- Short problem:
For the entries that follow, tally the lines holding the string "Освидетельствуемые". Give the total and nothing else.
— start of Material provided —
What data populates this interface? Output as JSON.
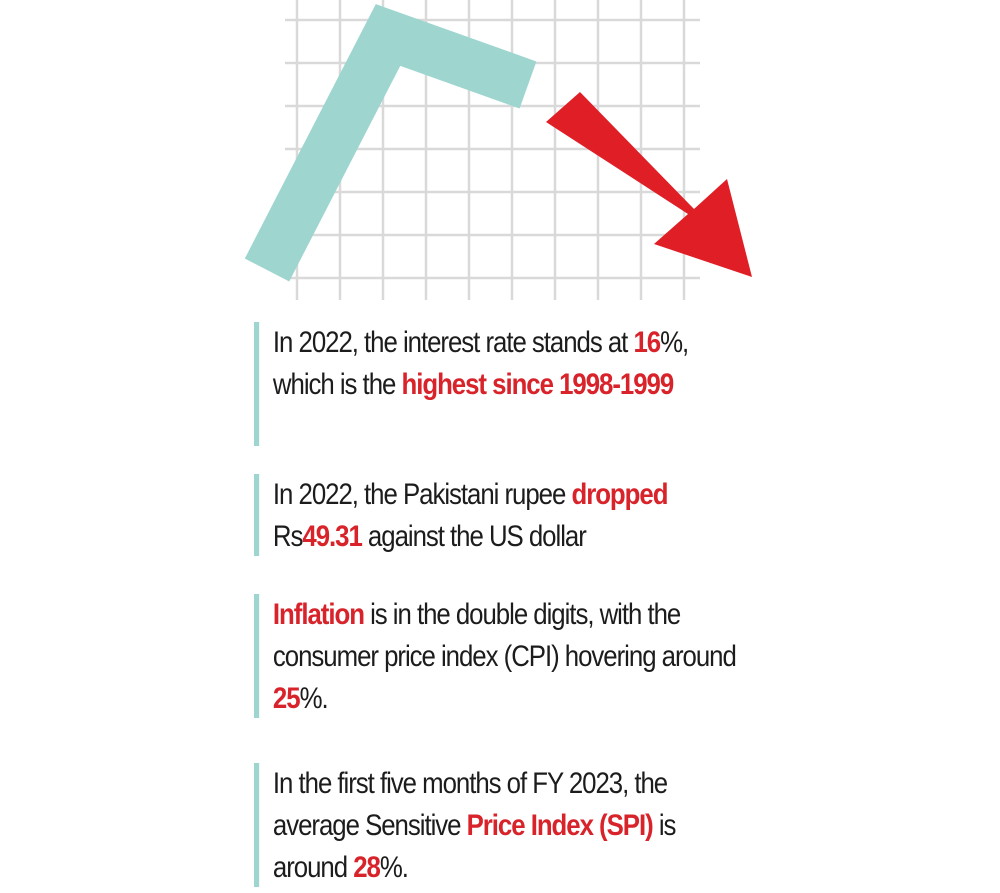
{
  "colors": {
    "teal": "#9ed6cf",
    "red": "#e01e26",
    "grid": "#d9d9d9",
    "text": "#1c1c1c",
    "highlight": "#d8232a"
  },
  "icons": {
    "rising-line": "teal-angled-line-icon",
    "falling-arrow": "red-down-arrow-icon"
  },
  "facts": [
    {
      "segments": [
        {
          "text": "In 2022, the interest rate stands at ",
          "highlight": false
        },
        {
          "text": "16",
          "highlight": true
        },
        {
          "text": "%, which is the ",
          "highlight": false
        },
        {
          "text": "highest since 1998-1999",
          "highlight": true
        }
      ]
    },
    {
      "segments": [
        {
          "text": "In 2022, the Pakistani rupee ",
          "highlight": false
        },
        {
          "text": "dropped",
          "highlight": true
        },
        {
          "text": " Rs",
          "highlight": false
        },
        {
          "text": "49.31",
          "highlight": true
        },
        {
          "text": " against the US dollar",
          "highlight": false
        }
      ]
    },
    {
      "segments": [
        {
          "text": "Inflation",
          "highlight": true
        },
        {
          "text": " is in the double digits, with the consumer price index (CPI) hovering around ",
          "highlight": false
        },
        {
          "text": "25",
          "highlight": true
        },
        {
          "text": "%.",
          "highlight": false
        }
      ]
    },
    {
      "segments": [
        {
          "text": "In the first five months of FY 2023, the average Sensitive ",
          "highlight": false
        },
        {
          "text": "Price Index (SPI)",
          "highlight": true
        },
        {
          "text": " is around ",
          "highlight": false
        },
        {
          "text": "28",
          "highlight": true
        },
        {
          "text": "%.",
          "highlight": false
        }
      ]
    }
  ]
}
— end of Material provided —
— start of Material provided —
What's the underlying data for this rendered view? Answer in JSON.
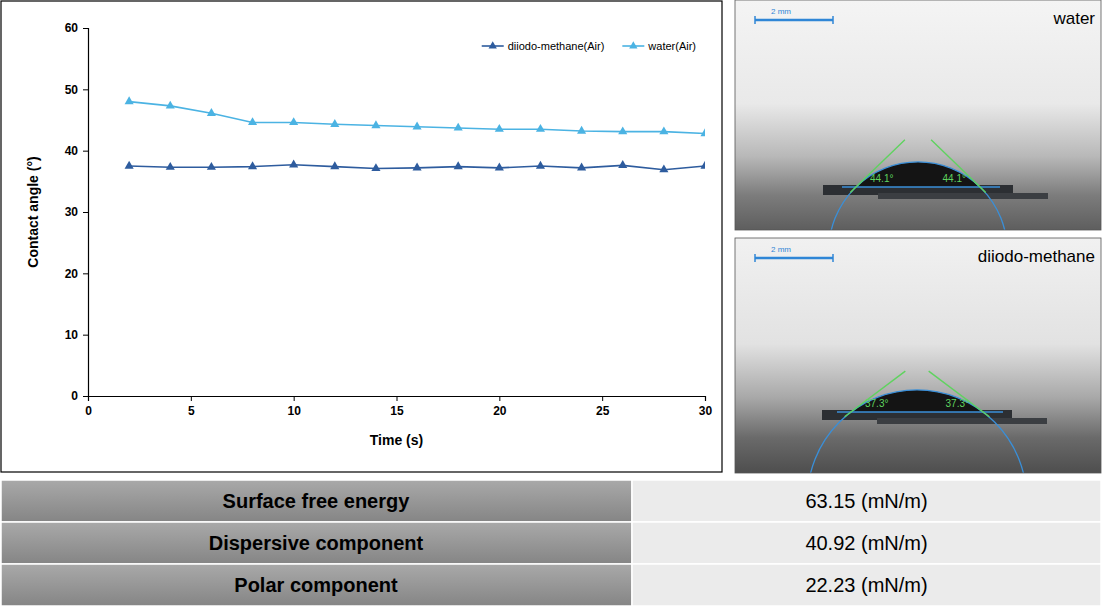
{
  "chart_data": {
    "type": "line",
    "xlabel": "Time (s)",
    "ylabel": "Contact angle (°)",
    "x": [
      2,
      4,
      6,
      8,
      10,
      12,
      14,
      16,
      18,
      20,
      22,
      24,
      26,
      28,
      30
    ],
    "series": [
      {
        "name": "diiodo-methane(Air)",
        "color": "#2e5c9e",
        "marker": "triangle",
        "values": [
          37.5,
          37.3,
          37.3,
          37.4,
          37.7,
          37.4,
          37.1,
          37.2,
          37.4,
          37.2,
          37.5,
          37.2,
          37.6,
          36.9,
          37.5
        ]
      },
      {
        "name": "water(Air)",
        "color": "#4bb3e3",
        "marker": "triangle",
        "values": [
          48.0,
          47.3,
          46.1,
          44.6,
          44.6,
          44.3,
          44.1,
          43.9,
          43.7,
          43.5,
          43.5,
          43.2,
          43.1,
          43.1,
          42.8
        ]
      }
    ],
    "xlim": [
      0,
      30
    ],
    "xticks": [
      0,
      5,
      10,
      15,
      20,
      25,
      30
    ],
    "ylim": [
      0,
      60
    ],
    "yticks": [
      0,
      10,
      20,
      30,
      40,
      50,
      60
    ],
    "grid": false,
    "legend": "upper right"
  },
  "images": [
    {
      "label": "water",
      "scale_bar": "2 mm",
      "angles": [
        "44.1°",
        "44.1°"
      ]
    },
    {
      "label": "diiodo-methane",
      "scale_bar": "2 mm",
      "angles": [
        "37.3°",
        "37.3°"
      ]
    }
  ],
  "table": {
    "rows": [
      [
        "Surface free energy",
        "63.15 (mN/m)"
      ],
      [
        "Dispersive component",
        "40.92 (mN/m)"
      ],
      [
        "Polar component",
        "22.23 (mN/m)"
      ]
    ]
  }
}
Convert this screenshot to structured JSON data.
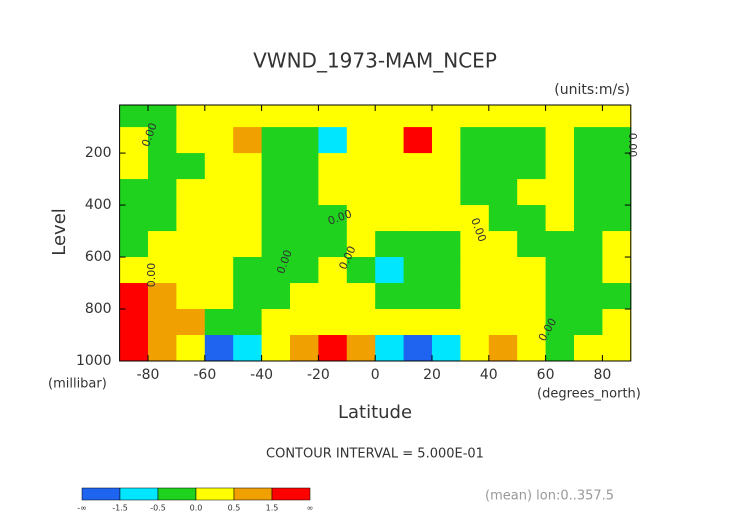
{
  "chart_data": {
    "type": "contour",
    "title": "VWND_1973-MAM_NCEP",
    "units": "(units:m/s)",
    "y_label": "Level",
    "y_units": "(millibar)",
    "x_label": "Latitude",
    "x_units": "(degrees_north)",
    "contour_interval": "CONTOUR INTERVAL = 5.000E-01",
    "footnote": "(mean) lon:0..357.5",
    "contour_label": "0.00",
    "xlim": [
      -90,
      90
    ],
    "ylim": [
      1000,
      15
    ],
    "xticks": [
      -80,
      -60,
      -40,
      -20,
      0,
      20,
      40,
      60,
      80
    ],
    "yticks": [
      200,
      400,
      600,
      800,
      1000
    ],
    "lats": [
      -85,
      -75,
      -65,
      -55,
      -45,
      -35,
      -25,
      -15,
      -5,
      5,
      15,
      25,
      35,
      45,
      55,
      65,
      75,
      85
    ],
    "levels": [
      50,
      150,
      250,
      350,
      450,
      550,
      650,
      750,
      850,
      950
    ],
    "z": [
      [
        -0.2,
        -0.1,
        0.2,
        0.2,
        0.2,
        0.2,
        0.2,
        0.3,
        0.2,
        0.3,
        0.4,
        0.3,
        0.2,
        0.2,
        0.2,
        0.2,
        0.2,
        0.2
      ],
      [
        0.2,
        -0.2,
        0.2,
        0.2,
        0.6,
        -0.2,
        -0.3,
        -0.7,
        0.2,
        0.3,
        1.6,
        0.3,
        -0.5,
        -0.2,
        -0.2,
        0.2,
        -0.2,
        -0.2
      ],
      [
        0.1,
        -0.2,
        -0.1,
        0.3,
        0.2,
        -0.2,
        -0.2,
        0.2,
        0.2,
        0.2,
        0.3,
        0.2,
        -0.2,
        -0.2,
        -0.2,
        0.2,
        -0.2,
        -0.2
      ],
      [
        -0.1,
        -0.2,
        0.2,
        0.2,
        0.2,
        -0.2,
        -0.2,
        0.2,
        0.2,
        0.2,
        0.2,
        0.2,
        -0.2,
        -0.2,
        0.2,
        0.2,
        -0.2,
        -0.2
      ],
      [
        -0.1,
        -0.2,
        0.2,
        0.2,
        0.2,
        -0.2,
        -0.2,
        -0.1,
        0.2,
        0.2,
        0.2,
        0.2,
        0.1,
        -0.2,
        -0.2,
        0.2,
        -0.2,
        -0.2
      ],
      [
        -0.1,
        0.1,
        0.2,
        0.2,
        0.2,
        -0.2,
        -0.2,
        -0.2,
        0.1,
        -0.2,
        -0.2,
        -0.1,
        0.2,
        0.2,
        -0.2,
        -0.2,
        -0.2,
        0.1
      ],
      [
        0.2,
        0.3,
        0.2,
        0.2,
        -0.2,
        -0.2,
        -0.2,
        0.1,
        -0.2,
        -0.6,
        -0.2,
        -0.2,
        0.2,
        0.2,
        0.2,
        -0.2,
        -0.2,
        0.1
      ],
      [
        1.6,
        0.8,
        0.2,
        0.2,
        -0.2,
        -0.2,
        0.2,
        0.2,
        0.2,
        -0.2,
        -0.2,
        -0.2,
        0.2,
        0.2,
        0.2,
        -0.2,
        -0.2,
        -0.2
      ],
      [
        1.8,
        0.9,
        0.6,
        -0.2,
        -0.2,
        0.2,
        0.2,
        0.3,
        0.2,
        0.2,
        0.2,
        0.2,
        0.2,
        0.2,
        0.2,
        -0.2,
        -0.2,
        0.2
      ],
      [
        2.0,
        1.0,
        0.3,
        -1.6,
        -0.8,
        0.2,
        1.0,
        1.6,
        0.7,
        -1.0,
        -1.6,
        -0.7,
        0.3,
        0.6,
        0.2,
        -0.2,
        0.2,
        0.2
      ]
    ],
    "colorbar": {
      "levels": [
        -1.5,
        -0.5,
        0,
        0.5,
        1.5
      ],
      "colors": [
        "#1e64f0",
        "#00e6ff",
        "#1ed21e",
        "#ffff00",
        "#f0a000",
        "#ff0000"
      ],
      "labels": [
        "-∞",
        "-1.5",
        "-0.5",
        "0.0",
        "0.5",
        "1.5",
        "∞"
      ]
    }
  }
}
— end of Material provided —
— start of Material provided —
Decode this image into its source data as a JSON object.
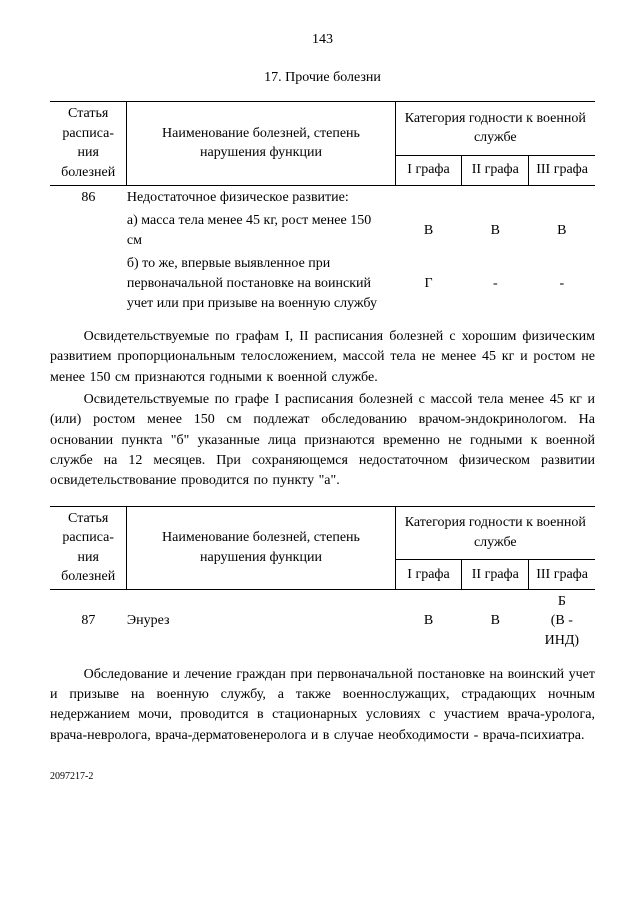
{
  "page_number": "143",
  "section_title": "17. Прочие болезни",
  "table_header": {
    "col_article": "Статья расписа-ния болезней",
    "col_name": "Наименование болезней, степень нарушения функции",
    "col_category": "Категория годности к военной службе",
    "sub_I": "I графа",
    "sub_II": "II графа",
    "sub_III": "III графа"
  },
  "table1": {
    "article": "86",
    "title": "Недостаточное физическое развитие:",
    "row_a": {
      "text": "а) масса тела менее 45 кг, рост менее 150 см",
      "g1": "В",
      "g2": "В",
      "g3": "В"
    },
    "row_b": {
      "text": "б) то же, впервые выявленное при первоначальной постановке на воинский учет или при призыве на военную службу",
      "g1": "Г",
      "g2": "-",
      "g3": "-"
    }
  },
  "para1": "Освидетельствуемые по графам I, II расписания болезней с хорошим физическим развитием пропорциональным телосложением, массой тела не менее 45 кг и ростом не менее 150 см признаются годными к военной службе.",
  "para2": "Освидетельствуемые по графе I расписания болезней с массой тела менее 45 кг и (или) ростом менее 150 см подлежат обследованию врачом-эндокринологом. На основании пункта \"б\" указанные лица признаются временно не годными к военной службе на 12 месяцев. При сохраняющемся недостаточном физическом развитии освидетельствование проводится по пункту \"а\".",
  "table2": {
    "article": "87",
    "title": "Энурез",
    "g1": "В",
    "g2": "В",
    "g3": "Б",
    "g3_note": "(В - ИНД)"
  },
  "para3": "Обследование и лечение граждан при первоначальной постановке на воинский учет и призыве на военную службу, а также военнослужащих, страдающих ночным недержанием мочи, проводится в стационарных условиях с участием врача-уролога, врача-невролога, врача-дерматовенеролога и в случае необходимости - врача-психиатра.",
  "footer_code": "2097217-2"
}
— end of Material provided —
- Answer to the exercise:
2